Stored items -

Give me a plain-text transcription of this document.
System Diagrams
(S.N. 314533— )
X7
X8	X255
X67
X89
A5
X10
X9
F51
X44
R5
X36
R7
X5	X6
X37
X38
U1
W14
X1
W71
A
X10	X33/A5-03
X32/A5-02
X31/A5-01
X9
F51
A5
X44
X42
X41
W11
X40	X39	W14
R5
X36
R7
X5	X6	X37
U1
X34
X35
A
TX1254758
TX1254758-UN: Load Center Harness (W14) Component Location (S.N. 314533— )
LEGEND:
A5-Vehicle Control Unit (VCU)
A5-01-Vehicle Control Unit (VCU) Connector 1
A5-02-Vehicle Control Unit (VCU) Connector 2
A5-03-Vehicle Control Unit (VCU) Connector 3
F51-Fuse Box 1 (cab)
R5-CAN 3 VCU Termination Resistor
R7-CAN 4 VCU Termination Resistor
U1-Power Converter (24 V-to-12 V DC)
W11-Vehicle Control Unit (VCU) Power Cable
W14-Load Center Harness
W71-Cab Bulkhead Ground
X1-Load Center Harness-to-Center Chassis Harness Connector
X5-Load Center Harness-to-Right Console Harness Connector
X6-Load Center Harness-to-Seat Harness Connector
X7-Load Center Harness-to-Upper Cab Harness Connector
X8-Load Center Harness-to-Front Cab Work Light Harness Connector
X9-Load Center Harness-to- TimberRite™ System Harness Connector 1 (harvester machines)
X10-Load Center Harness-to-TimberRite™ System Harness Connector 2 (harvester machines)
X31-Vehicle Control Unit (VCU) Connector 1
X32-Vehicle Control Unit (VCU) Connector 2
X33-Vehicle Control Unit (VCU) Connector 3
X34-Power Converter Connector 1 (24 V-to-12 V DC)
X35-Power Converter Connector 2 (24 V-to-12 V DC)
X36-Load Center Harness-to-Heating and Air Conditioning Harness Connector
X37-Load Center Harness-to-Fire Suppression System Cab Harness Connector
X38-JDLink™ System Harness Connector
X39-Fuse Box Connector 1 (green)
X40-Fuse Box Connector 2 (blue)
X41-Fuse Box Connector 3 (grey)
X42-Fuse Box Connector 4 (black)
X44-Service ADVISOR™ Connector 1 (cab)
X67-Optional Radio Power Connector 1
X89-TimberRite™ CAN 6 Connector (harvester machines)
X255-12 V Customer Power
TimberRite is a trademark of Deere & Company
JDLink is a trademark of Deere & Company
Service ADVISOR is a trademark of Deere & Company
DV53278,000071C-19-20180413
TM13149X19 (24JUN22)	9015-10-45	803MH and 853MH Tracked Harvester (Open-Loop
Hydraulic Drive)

PROBLEM DETAILS - Extract all the material, leaving every line as it is.

OUTPUT FOR THIS TASK -
Give me a plain-text transcription of this document.
System Diagrams
(S.N. 314533— )
X7
X8	X255
X67
X89
A5
X10
X9
F51
X44
R5
X36
R7
X5	X6
X37
X38
U1
W14
X1
W71
A
X10	X33/A5-03
X32/A5-02
X31/A5-01
X9
F51
A5
X44
X42
X41
W11
X40	X39	W14
R5
X36
R7
X5	X6	X37
U1
X34
X35
A
TX1254758
TX1254758-UN: Load Center Harness (W14) Component Location (S.N. 314533— )
LEGEND:
A5-Vehicle Control Unit (VCU)
A5-01-Vehicle Control Unit (VCU) Connector 1
A5-02-Vehicle Control Unit (VCU) Connector 2
A5-03-Vehicle Control Unit (VCU) Connector 3
F51-Fuse Box 1 (cab)
R5-CAN 3 VCU Termination Resistor
R7-CAN 4 VCU Termination Resistor
U1-Power Converter (24 V-to-12 V DC)
W11-Vehicle Control Unit (VCU) Power Cable
W14-Load Center Harness
W71-Cab Bulkhead Ground
X1-Load Center Harness-to-Center Chassis Harness Connector
X5-Load Center Harness-to-Right Console Harness Connector
X6-Load Center Harness-to-Seat Harness Connector
X7-Load Center Harness-to-Upper Cab Harness Connector
X8-Load Center Harness-to-Front Cab Work Light Harness Connector
X9-Load Center Harness-to- TimberRite™ System Harness Connector 1 (harvester machines)
X10-Load Center Harness-to-TimberRite™ System Harness Connector 2 (harvester machines)
X31-Vehicle Control Unit (VCU) Connector 1
X32-Vehicle Control Unit (VCU) Connector 2
X33-Vehicle Control Unit (VCU) Connector 3
X34-Power Converter Connector 1 (24 V-to-12 V DC)
X35-Power Converter Connector 2 (24 V-to-12 V DC)
X36-Load Center Harness-to-Heating and Air Conditioning Harness Connector
X37-Load Center Harness-to-Fire Suppression System Cab Harness Connector
X38-JDLink™ System Harness Connector
X39-Fuse Box Connector 1 (green)
X40-Fuse Box Connector 2 (blue)
X41-Fuse Box Connector 3 (grey)
X42-Fuse Box Connector 4 (black)
X44-Service ADVISOR™ Connector 1 (cab)
X67-Optional Radio Power Connector 1
X89-TimberRite™ CAN 6 Connector (harvester machines)
X255-12 V Customer Power
TimberRite is a trademark of Deere & Company
JDLink is a trademark of Deere & Company
Service ADVISOR is a trademark of Deere & Company
DV53278,000071C-19-20180413
TM13149X19 (24JUN22)	9015-10-45	803MH and 853MH Tracked Harvester (Open-Loop
Hydraulic Drive)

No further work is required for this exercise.